Aim of the exercise:
Copy out the listing exactly.

Task data:
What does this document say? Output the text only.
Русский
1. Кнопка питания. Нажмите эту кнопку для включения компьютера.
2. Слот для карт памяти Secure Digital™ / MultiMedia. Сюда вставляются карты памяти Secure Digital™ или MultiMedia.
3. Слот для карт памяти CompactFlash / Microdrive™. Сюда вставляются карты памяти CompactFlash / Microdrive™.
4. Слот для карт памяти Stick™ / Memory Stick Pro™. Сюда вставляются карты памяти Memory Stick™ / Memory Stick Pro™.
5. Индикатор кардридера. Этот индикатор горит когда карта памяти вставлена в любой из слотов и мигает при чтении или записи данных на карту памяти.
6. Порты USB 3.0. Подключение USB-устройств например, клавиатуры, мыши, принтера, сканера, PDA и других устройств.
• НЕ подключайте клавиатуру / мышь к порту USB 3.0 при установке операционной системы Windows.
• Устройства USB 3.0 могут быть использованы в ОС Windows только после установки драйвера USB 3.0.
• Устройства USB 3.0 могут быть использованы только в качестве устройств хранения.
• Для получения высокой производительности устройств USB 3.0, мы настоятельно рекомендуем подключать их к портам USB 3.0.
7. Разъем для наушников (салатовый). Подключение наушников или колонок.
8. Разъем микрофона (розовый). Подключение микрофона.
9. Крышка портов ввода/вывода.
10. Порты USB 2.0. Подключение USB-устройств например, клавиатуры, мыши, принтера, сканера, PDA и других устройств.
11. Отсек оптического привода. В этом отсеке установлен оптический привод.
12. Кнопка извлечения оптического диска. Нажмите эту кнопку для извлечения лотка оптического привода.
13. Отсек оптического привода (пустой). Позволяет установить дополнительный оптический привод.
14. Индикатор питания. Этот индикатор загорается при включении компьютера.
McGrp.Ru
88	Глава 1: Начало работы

Solved exercise:
What does this document say? Output the text only.
Русский
1. Кнопка питания. Нажмите эту кнопку для включения компьютера.
2. Слот для карт памяти Secure Digital™ / MultiMedia. Сюда вставляются карты памяти Secure Digital™ или MultiMedia.
3. Слот для карт памяти CompactFlash / Microdrive™. Сюда вставляются карты памяти CompactFlash / Microdrive™.
4. Слот для карт памяти Stick™ / Memory Stick Pro™. Сюда вставляются карты памяти Memory Stick™ / Memory Stick Pro™.
5. Индикатор кардридера. Этот индикатор горит когда карта памяти вставлена в любой из слотов и мигает при чтении или записи данных на карту памяти.
6. Порты USB 3.0. Подключение USB-устройств например, клавиатуры, мыши, принтера, сканера, PDA и других устройств.
• НЕ подключайте клавиатуру / мышь к порту USB 3.0 при установке операционной системы Windows.
• Устройства USB 3.0 могут быть использованы в ОС Windows только после установки драйвера USB 3.0.
• Устройства USB 3.0 могут быть использованы только в качестве устройств хранения.
• Для получения высокой производительности устройств USB 3.0, мы настоятельно рекомендуем подключать их к портам USB 3.0.
7. Разъем для наушников (салатовый). Подключение наушников или колонок.
8. Разъем микрофона (розовый). Подключение микрофона.
9. Крышка портов ввода/вывода.
10. Порты USB 2.0. Подключение USB-устройств например, клавиатуры, мыши, принтера, сканера, PDA и других устройств.
11. Отсек оптического привода. В этом отсеке установлен оптический привод.
12. Кнопка извлечения оптического диска. Нажмите эту кнопку для извлечения лотка оптического привода.
13. Отсек оптического привода (пустой). Позволяет установить дополнительный оптический привод.
14. Индикатор питания. Этот индикатор загорается при включении компьютера.
McGrp.Ru
88	Глава 1: Начало работы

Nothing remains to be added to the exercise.